(Aim of the exercise) Please copy out the part that opens with the line containing "Bar (234, 696, 330, 1026)" and closes with the line containing "Text: 53b: 53b (844, 403, 856, 426)", both of those lines included, keeping every line unchanged.

(Record set)
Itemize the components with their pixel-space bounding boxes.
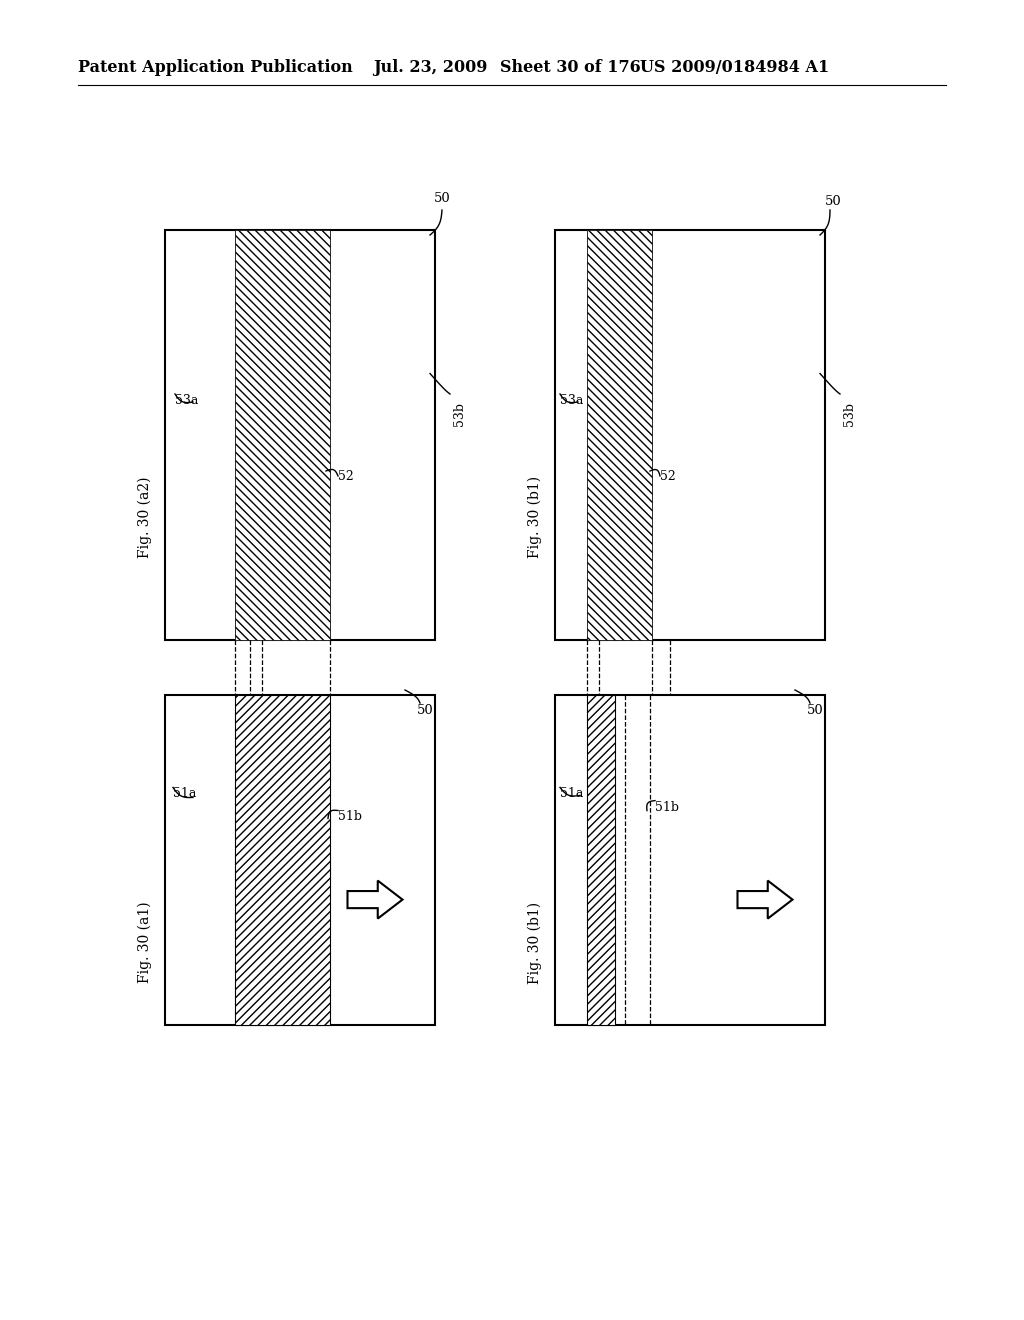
Bar (234, 696, 330, 1026)
Text: 50: 50 (824, 195, 842, 209)
Text: 51b: 51b (655, 801, 679, 813)
Bar (555, 230, 825, 640)
Text: Fig. 30 (a2): Fig. 30 (a2) (138, 477, 153, 558)
Text: 50: 50 (417, 704, 433, 717)
Text: 53b: 53b (844, 403, 856, 426)
Text: 53a: 53a (560, 393, 584, 407)
Polygon shape (347, 880, 402, 919)
Text: US 2009/0184984 A1: US 2009/0184984 A1 (640, 59, 829, 77)
Text: 50: 50 (807, 704, 823, 717)
Polygon shape (737, 880, 793, 919)
Bar (165, 230, 435, 640)
Bar (587, 230, 652, 640)
Bar (234, 230, 330, 640)
Text: 52: 52 (338, 470, 353, 483)
Bar (165, 696, 435, 1026)
Bar (555, 696, 825, 1026)
Bar (234, 230, 330, 640)
Bar (587, 230, 652, 640)
Bar (587, 696, 615, 1026)
Text: Patent Application Publication: Patent Application Publication (78, 59, 352, 77)
Text: 50: 50 (433, 191, 451, 205)
Text: Fig. 30 (b1): Fig. 30 (b1) (527, 902, 542, 983)
Text: 51a: 51a (560, 788, 584, 800)
Text: 51b: 51b (338, 810, 362, 824)
Text: Jul. 23, 2009: Jul. 23, 2009 (373, 59, 487, 77)
Text: 53b: 53b (454, 403, 467, 426)
Text: 51a: 51a (173, 788, 197, 800)
Text: 52: 52 (660, 470, 676, 483)
Text: Fig. 30 (b1): Fig. 30 (b1) (527, 477, 542, 558)
Text: 53a: 53a (175, 393, 199, 407)
Text: Sheet 30 of 176: Sheet 30 of 176 (500, 59, 641, 77)
Text: Fig. 30 (a1): Fig. 30 (a1) (138, 902, 153, 983)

(Full solution)
Bar (234, 696, 330, 1026)
Text: 50: 50 (824, 195, 842, 209)
Text: 51b: 51b (655, 801, 679, 813)
Bar (555, 230, 825, 640)
Text: Fig. 30 (a2): Fig. 30 (a2) (138, 477, 153, 558)
Text: 50: 50 (417, 704, 433, 717)
Text: 53b: 53b (844, 403, 856, 426)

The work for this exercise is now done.